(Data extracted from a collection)
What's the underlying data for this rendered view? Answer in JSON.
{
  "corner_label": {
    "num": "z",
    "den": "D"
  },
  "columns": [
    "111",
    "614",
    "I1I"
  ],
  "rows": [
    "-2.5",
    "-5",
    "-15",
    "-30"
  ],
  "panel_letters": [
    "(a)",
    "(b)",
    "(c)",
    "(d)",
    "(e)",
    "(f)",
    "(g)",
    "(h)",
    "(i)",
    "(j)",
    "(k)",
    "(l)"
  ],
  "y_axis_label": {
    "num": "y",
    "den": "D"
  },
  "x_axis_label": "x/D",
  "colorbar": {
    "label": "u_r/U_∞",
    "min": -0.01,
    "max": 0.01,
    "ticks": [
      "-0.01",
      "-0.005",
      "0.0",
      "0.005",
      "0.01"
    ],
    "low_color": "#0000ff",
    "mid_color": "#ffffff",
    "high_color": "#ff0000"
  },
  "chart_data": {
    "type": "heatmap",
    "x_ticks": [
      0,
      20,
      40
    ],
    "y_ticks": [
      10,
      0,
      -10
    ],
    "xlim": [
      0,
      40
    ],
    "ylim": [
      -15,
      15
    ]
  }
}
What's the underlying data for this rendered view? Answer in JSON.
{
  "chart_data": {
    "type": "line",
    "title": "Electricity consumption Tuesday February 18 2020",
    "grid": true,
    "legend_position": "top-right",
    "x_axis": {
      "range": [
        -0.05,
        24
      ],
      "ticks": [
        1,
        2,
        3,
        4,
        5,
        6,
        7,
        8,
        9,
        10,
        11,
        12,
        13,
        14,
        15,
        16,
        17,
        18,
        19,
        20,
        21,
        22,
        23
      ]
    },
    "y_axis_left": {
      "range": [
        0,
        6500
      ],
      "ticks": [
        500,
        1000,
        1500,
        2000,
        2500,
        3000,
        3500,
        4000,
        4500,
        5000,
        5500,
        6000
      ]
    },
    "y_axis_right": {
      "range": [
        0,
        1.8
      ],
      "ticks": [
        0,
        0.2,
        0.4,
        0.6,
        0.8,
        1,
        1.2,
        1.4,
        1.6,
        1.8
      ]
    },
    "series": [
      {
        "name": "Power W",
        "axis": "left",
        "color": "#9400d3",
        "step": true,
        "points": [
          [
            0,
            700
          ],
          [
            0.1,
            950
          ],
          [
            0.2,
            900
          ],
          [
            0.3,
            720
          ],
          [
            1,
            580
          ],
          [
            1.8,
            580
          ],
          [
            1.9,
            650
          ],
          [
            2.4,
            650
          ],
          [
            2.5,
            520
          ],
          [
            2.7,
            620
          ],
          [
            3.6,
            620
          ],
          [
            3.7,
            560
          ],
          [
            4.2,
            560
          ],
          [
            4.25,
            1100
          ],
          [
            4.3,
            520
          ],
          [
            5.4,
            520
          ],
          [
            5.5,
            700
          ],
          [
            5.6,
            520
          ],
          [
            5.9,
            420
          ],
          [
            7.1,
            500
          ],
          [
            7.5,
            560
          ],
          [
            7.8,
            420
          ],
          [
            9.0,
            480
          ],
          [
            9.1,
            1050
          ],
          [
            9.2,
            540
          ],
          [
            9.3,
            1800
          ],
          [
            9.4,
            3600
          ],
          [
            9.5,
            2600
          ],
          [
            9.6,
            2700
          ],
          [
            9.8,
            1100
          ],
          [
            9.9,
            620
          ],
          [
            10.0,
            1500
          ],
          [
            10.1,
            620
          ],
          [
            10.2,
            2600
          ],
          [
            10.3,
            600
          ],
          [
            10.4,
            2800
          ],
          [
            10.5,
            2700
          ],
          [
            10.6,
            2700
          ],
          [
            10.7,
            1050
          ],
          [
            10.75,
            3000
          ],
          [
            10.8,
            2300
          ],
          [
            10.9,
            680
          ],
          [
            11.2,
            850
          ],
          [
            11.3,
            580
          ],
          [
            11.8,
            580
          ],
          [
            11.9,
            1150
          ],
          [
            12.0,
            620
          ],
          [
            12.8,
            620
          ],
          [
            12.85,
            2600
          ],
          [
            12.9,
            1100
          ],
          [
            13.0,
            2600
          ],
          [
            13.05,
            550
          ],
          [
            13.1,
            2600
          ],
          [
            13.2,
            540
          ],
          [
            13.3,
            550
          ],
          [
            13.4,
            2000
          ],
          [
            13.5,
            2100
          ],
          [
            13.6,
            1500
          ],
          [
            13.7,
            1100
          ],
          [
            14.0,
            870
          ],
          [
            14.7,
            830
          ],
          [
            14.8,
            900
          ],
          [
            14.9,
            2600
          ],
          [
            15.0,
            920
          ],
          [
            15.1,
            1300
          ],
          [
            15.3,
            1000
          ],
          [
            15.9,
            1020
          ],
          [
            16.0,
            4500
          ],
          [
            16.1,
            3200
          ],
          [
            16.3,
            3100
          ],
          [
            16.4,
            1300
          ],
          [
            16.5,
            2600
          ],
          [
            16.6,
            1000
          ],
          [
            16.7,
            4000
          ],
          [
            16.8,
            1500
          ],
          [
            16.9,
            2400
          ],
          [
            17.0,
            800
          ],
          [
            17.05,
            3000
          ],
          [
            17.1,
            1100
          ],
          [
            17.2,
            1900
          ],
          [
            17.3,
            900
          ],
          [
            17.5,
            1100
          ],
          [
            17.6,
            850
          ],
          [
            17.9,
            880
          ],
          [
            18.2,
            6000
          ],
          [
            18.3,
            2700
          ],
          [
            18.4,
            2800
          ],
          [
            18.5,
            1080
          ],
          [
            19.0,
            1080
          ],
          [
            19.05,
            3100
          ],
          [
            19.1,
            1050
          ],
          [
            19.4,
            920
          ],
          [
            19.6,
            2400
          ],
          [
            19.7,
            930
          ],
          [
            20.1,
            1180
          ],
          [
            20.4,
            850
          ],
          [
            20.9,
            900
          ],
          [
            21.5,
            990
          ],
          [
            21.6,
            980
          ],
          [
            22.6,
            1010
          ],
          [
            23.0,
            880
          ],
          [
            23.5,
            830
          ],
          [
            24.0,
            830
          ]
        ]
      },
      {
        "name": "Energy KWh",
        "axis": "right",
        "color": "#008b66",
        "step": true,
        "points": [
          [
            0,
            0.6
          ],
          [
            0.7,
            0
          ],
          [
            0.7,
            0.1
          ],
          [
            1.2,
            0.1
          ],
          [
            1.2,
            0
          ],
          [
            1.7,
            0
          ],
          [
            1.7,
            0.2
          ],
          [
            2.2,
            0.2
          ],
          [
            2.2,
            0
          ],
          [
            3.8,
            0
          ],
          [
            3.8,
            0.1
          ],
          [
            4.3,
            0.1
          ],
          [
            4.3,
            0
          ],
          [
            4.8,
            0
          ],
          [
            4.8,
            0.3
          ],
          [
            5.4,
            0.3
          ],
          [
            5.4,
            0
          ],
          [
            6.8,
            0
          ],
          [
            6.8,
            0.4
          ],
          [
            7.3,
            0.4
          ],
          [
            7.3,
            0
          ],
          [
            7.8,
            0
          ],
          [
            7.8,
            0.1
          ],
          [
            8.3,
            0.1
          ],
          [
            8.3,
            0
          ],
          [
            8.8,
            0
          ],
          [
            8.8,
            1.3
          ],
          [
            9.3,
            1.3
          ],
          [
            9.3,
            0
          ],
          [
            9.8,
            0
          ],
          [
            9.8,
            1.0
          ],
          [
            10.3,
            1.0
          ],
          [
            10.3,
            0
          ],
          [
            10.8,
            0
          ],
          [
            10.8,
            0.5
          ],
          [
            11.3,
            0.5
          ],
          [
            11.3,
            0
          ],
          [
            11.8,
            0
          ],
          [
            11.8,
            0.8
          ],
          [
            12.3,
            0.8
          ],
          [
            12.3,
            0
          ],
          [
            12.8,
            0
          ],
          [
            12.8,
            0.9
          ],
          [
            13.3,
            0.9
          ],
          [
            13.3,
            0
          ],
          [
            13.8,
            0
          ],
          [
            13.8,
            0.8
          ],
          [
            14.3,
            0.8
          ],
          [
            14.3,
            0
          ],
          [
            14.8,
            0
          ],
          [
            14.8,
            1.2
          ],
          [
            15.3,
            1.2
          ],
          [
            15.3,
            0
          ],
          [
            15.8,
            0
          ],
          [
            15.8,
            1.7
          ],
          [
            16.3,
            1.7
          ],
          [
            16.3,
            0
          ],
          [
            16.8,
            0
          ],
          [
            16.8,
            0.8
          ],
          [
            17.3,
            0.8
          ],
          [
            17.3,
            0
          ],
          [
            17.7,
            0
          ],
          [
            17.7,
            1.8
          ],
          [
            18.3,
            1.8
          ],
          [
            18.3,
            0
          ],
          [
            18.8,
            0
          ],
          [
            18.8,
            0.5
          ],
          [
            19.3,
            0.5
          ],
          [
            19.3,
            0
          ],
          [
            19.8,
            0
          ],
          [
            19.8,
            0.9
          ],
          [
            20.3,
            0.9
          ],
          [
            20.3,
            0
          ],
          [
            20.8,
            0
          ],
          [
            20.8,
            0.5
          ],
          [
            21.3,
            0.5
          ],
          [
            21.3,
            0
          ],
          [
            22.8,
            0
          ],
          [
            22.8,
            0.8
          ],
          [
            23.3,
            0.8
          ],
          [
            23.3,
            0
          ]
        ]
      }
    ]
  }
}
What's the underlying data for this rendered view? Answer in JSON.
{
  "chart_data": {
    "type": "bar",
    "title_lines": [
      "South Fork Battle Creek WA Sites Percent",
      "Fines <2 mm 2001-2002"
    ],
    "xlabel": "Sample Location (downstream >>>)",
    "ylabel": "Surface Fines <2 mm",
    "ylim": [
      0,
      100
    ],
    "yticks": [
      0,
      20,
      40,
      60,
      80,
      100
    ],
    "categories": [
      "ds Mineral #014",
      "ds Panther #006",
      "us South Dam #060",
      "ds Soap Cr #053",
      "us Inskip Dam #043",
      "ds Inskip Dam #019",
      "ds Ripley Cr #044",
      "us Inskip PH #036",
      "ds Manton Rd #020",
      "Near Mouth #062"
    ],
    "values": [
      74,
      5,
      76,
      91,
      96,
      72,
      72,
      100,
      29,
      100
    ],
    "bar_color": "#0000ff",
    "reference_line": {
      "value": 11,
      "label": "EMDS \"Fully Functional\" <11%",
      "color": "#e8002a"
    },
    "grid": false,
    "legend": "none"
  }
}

**TASK DESCRIPTION:**
Write out every line of the listing that holds the word "Fines".

**WORKED ANSWER:**
      "Fines <2 mm 2001-2002"
    "ylabel": "Surface Fines <2 mm",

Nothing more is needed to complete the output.